Exercise inputs
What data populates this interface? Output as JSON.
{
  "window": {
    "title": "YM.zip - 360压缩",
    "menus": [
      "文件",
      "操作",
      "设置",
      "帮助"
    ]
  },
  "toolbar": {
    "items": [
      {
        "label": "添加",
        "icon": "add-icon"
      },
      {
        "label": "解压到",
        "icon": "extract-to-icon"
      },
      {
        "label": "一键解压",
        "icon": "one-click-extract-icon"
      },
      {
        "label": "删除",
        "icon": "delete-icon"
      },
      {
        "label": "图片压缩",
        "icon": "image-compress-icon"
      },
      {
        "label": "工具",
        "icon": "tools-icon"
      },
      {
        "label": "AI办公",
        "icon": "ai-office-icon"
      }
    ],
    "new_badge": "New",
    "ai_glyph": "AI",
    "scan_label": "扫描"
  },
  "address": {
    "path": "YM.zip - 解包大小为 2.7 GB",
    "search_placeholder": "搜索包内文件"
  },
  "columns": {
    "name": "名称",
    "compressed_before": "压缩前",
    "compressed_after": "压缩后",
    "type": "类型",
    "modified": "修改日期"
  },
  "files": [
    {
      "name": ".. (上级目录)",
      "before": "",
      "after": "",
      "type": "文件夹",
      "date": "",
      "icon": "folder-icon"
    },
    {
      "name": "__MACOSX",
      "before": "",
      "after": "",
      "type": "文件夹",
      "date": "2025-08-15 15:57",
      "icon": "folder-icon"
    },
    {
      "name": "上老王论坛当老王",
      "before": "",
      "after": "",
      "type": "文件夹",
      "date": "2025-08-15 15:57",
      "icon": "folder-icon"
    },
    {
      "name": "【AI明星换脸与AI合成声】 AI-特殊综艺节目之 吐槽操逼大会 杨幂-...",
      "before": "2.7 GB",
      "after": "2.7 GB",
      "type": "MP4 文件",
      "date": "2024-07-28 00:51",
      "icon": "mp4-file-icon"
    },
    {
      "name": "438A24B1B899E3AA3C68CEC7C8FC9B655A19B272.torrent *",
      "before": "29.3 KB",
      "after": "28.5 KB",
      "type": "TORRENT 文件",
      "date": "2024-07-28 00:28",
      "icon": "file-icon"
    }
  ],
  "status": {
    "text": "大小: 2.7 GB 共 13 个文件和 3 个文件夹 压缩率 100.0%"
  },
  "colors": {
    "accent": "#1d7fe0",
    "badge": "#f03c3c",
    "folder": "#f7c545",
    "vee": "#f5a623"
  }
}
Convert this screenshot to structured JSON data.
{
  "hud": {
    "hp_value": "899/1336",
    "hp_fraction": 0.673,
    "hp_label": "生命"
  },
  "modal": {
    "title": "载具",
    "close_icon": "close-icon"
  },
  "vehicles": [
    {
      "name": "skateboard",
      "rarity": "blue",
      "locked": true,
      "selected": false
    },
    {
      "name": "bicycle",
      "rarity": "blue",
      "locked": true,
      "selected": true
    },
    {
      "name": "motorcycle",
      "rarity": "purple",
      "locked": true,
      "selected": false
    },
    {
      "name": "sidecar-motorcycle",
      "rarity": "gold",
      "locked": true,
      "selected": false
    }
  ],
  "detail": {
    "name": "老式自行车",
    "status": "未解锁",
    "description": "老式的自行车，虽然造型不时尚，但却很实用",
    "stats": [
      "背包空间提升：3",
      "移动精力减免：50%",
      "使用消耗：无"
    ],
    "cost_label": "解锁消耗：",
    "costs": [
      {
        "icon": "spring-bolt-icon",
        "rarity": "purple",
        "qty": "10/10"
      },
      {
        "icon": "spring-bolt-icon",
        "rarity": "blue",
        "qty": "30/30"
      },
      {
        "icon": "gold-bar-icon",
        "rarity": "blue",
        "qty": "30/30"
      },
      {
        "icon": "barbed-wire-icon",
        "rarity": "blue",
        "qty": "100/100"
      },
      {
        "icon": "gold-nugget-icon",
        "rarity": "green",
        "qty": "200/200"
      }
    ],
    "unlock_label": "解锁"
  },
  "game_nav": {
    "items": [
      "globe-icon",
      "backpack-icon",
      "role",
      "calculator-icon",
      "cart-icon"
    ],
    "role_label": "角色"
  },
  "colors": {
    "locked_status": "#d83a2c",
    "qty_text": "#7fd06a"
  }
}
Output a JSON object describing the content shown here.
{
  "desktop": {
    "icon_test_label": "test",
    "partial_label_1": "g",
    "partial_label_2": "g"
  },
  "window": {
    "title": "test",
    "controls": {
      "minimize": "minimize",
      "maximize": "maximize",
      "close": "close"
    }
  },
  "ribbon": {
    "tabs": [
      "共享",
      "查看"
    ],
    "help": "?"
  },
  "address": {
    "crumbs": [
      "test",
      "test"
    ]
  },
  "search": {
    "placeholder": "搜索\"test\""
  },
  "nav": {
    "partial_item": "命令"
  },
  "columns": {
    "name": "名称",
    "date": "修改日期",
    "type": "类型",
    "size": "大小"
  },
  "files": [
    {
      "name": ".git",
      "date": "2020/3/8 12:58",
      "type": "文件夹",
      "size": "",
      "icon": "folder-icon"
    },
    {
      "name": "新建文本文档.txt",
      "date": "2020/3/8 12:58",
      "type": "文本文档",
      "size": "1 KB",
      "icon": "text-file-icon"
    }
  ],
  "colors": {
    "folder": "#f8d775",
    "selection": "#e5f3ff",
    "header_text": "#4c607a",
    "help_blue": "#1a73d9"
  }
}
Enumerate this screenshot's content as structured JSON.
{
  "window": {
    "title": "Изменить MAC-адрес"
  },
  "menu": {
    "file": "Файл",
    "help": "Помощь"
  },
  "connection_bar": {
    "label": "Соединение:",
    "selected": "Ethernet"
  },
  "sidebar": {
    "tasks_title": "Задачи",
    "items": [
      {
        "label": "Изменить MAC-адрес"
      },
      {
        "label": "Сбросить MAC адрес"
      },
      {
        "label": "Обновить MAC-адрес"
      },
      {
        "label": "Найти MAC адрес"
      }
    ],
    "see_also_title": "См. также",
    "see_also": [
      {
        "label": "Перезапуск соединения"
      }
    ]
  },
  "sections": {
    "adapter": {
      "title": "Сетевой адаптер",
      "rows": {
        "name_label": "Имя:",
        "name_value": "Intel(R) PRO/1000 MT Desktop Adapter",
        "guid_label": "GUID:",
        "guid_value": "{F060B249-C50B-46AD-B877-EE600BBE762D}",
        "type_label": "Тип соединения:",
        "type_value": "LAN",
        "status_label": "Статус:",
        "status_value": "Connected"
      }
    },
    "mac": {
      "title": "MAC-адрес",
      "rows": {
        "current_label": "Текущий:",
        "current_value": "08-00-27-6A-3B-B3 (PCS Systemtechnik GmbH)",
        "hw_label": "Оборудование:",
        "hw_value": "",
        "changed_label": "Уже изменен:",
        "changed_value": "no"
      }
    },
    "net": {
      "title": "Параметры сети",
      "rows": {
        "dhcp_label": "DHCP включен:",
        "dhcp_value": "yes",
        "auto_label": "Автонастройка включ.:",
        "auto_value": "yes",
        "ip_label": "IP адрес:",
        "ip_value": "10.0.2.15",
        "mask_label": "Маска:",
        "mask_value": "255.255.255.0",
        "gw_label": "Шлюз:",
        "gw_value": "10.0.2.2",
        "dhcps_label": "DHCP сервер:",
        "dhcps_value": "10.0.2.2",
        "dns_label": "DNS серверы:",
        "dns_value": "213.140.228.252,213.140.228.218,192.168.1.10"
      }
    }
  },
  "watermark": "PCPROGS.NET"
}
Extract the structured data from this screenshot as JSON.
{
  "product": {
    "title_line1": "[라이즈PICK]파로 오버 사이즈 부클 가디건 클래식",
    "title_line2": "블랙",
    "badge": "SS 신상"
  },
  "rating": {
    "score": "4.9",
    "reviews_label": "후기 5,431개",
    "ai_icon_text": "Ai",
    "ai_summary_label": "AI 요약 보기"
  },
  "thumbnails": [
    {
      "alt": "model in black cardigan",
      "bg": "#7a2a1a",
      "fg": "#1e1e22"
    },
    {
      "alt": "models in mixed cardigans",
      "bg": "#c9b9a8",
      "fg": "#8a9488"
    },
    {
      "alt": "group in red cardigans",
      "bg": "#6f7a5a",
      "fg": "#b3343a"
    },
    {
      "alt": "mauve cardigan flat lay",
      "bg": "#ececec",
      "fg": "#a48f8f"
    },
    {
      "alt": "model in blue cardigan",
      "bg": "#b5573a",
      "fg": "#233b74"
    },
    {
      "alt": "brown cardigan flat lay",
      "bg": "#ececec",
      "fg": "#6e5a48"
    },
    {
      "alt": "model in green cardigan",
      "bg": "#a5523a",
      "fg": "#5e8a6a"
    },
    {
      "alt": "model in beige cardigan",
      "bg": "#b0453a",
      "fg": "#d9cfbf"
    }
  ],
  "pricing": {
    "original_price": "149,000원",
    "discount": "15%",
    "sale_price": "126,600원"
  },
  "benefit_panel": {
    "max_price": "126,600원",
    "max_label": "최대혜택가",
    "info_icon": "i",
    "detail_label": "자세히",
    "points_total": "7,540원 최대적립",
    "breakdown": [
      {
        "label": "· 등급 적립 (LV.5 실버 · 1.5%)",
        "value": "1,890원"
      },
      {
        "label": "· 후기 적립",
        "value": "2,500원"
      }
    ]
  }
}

Stated goal
Select and copy every line of the listing with the word "JSON".

Task output
What data populates this interface? Output as JSON.
Convert this screenshot to structured JSON data.
Output a JSON object describing the content shown here.
Enumerate this screenshot's content as structured JSON.
Extract the structured data from this screenshot as JSON.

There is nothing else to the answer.